Written problem: List each line of the data that holds the word "Output".

Collected data:
▼▼▼

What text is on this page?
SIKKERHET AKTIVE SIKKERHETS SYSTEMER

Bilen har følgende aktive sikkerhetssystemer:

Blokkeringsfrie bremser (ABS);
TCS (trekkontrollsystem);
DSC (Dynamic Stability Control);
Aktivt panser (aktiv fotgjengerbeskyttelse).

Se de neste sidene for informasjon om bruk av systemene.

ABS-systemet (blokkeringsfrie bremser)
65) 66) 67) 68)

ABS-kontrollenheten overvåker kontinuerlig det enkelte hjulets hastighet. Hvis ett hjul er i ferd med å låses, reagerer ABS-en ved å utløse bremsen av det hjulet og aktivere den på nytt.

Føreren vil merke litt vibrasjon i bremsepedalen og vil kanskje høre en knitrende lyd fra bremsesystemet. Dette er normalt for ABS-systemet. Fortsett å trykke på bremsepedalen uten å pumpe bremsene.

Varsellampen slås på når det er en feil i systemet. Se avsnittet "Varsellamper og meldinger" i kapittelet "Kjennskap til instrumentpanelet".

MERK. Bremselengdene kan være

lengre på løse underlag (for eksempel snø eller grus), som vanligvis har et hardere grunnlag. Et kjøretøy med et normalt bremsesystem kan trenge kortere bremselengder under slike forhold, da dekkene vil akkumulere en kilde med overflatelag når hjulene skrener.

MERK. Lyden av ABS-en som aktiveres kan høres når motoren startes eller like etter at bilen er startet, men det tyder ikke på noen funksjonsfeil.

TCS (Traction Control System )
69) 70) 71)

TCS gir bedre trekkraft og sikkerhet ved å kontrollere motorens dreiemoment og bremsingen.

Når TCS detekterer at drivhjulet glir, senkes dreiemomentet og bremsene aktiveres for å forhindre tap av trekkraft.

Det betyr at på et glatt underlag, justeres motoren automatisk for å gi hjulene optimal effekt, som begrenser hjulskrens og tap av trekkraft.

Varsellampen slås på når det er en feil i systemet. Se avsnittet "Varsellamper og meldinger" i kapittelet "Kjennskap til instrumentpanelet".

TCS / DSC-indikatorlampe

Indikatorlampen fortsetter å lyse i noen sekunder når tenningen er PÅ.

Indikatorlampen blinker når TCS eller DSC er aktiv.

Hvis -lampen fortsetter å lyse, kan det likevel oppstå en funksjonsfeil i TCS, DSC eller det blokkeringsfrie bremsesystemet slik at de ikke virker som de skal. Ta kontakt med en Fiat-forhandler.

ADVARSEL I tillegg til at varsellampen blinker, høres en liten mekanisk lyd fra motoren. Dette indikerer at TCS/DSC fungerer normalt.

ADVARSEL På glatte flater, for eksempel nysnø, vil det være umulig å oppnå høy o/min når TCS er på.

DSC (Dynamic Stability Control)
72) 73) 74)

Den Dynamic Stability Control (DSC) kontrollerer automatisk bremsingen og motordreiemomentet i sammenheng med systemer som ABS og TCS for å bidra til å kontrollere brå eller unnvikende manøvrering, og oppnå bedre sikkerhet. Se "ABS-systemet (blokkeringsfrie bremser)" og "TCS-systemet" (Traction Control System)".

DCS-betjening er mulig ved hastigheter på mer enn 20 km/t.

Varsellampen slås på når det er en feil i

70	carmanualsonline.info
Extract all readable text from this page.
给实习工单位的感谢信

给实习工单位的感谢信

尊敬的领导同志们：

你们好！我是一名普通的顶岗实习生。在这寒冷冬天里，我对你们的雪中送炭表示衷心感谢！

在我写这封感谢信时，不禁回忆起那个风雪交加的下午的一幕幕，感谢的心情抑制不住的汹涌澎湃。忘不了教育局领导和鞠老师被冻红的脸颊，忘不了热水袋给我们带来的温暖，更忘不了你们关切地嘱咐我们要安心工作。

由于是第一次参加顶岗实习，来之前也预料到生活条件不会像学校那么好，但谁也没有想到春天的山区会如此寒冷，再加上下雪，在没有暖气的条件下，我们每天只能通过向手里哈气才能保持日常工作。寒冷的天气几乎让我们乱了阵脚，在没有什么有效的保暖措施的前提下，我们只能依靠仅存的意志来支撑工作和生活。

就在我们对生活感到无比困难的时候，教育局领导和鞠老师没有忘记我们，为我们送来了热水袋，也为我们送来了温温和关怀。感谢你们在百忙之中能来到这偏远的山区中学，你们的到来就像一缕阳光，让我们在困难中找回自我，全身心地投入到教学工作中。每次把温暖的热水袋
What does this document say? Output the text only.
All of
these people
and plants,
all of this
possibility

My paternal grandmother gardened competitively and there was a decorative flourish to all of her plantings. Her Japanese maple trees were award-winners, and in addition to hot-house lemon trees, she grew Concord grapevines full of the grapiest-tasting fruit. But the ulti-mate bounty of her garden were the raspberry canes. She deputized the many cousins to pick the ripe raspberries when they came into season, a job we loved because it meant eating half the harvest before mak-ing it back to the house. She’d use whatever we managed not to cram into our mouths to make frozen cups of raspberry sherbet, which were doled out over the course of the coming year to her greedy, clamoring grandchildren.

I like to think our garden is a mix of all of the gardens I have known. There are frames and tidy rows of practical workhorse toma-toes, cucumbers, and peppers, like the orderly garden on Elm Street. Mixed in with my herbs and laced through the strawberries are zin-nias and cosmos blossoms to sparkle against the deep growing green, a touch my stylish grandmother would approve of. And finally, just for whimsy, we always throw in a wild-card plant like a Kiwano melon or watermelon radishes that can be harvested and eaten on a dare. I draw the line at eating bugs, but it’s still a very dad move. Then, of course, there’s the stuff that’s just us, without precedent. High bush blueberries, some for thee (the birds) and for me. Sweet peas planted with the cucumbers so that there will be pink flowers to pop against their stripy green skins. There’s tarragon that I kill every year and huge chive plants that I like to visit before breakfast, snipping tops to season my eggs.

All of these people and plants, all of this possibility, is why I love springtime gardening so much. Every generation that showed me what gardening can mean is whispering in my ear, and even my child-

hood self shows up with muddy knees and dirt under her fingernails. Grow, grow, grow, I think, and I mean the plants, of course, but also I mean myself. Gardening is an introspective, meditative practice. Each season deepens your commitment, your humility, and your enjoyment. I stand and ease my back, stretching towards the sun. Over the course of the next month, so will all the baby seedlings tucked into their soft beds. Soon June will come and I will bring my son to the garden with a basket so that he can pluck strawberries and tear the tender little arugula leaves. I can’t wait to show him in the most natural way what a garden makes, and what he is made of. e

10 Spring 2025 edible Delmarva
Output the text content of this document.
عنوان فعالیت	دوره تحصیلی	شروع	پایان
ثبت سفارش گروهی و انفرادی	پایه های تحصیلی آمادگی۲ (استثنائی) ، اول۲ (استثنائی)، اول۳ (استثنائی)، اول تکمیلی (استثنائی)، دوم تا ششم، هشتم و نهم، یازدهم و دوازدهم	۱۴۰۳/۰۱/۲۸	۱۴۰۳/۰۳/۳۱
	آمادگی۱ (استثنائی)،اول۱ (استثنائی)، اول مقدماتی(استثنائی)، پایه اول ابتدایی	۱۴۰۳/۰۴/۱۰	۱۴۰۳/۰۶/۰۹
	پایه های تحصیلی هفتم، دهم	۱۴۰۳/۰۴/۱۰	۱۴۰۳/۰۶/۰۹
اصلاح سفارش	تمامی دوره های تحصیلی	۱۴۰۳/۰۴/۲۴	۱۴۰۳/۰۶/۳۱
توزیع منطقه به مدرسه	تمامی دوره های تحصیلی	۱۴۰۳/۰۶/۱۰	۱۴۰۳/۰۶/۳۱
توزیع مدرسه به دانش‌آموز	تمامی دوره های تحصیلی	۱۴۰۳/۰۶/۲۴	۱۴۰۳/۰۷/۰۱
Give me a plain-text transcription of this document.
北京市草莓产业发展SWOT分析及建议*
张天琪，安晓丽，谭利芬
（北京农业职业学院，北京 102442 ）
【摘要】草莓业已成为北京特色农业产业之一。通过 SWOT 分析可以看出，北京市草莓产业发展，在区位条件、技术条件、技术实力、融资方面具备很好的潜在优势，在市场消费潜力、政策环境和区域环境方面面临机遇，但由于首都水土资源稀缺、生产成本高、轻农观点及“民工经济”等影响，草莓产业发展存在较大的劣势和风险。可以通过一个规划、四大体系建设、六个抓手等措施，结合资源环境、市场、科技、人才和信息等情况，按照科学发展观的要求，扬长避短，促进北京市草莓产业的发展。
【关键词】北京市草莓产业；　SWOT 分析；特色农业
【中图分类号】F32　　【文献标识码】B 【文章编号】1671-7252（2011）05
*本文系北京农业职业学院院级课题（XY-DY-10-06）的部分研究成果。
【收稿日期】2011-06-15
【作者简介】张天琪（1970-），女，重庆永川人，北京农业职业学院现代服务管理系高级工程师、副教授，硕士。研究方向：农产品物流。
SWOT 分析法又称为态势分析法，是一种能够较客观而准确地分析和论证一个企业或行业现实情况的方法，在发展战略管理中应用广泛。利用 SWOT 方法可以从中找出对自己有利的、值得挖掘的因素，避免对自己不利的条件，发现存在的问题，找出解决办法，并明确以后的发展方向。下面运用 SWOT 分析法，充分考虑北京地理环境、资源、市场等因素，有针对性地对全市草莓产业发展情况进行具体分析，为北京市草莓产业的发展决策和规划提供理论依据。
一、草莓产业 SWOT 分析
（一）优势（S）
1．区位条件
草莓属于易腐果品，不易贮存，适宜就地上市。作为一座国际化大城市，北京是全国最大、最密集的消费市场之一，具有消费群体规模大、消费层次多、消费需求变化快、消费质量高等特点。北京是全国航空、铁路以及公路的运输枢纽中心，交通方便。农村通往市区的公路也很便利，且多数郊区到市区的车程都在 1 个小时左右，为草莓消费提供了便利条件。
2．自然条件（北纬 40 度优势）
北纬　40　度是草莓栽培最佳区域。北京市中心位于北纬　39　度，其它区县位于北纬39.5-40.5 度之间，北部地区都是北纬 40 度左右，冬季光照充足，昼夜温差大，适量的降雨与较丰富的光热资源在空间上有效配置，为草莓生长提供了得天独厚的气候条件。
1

▲▲▲

Result:
What does this document say? Output the text only.
Output the text content of this document.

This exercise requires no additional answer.